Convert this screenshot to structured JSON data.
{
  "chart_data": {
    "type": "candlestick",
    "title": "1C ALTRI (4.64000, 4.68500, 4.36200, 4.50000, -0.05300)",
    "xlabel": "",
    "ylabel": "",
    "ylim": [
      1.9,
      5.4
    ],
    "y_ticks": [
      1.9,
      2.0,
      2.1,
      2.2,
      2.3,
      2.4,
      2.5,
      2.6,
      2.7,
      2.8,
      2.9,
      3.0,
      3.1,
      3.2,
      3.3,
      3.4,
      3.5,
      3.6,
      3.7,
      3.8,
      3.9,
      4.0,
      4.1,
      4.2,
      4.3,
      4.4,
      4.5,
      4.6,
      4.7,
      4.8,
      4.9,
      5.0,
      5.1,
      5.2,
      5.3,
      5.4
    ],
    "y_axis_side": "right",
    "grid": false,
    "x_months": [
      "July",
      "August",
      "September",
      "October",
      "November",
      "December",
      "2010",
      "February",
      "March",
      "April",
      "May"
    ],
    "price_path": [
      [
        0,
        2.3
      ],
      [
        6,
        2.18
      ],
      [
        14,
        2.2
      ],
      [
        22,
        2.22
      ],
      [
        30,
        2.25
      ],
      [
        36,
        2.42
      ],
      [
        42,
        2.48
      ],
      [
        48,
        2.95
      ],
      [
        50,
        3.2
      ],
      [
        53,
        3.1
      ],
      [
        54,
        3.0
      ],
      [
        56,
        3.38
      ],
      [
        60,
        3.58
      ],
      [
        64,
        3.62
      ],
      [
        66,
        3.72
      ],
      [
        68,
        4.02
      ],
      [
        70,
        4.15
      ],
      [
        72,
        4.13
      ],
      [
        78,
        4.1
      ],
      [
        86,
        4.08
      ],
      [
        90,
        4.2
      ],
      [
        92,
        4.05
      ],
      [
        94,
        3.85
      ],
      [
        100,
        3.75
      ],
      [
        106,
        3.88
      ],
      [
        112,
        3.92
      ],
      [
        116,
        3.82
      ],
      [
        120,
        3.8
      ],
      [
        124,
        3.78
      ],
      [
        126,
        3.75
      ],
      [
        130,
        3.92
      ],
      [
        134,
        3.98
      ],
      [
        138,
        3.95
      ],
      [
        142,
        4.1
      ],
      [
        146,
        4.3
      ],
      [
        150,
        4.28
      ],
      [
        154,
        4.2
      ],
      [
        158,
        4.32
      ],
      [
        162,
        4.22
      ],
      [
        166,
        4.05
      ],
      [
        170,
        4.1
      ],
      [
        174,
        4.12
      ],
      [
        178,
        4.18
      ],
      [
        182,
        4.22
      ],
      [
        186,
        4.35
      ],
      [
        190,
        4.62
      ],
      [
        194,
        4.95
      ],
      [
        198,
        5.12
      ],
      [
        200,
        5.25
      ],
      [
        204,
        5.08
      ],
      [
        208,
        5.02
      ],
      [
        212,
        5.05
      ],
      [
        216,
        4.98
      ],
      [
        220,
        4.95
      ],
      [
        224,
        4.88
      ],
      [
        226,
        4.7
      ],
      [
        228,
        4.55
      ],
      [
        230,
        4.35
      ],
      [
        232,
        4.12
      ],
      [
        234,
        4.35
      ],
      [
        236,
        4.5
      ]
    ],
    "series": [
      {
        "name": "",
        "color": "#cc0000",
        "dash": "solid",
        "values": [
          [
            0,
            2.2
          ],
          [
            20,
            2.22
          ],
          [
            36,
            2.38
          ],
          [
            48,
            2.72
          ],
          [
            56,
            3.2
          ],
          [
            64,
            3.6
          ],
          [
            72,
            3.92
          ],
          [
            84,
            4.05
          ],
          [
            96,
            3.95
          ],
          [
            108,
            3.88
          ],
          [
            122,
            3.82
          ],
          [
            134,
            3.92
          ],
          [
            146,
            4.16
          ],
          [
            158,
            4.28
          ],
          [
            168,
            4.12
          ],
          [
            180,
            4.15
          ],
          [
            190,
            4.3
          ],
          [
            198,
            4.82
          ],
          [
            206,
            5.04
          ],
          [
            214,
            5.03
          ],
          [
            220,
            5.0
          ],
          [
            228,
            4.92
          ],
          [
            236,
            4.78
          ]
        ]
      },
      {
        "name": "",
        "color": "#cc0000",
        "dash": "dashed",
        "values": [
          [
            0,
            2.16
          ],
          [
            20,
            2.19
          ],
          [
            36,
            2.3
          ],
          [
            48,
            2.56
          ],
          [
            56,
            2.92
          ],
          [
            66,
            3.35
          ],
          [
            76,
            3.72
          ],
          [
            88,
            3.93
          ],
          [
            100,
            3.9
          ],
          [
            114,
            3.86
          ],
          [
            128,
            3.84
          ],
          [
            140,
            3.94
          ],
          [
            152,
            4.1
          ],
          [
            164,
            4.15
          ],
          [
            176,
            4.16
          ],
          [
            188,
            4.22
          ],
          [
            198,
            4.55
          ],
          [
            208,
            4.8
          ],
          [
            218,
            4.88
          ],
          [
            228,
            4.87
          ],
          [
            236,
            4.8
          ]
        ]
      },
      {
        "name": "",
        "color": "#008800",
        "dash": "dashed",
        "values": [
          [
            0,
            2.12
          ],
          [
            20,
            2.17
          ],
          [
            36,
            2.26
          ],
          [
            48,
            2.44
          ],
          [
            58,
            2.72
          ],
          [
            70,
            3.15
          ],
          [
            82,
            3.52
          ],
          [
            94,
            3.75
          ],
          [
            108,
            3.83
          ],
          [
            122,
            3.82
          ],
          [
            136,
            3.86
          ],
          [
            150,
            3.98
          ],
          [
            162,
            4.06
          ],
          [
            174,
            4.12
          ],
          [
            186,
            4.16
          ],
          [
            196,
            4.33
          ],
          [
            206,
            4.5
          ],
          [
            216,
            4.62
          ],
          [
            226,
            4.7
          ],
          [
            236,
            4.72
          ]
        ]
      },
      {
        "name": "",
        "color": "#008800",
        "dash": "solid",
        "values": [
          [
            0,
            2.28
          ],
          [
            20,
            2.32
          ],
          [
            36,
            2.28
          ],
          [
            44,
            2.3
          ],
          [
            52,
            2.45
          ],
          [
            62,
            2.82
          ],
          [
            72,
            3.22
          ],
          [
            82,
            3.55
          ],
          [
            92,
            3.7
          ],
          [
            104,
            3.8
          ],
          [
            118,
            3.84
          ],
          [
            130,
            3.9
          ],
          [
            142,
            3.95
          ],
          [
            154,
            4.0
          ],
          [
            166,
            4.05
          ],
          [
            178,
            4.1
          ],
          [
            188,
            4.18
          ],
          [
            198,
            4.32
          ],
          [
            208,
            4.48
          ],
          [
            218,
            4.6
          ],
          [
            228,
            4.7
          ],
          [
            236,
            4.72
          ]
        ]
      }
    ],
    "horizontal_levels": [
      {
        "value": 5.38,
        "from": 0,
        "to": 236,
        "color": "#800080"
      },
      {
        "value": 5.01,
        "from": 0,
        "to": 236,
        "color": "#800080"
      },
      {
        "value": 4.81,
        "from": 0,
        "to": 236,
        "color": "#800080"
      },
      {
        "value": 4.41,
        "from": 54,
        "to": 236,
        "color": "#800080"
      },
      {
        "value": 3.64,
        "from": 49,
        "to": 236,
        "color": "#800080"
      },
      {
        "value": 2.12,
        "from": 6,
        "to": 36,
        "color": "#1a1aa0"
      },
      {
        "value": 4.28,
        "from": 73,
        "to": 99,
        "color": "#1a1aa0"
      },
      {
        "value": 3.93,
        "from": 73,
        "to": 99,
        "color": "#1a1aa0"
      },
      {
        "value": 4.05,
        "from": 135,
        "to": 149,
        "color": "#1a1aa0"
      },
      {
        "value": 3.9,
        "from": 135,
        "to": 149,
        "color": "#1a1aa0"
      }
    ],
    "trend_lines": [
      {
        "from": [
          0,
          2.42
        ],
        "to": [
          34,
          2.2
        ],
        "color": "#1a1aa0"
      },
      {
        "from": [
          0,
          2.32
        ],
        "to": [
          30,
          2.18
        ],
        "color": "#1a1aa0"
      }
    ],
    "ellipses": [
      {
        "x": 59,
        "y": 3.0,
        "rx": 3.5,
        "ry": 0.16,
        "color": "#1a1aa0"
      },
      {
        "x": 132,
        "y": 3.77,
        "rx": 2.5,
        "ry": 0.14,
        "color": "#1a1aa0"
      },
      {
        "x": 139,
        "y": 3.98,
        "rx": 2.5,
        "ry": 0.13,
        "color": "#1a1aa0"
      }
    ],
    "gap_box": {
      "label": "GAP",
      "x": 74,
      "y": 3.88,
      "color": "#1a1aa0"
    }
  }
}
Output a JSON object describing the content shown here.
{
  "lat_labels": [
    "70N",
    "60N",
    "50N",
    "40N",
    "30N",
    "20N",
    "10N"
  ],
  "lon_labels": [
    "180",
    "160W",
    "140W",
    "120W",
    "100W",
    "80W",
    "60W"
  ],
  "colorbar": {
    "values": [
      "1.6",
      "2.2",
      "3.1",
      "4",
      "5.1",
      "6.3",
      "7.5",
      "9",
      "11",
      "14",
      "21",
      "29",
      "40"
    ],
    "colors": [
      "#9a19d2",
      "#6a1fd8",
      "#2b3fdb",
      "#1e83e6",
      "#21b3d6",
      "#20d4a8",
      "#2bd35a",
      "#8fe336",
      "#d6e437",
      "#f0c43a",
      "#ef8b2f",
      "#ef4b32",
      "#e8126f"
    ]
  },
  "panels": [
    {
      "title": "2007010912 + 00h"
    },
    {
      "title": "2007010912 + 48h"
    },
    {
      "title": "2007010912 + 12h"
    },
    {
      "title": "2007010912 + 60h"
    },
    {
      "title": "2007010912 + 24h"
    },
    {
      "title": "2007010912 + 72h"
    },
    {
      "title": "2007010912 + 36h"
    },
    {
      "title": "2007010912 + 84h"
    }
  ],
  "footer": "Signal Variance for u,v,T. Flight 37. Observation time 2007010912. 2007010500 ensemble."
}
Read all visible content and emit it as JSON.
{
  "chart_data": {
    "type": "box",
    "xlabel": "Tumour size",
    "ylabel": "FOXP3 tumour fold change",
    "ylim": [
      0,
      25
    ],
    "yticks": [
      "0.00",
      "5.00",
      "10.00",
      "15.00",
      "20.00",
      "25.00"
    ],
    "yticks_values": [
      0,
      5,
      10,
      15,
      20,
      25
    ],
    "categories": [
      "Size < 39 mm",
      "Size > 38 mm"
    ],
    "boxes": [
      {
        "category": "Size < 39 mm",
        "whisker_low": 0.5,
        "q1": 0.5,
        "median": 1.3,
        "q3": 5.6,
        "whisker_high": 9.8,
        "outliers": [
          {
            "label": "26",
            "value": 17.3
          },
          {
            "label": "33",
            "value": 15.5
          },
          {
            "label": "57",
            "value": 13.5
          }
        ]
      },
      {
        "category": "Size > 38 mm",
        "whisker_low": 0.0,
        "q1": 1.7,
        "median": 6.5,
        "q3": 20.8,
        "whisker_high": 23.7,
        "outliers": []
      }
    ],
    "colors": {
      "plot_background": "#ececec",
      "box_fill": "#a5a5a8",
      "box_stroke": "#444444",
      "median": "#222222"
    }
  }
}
########################################
Filter the records for lines holding the string "title". Copy each one.

» **The answer**:
    "title": "1C ALTRI (4.64000, 4.68500, 4.36200, 4.50000, -0.05300)",
      "title": "2007010912 + 00h"
      "title": "2007010912 + 48h"
      "title": "2007010912 + 12h"
      "title": "2007010912 + 60h"
      "title": "2007010912 + 24h"
      "title": "2007010912 + 72h"
      "title": "2007010912 + 36h"
      "title": "2007010912 + 84h"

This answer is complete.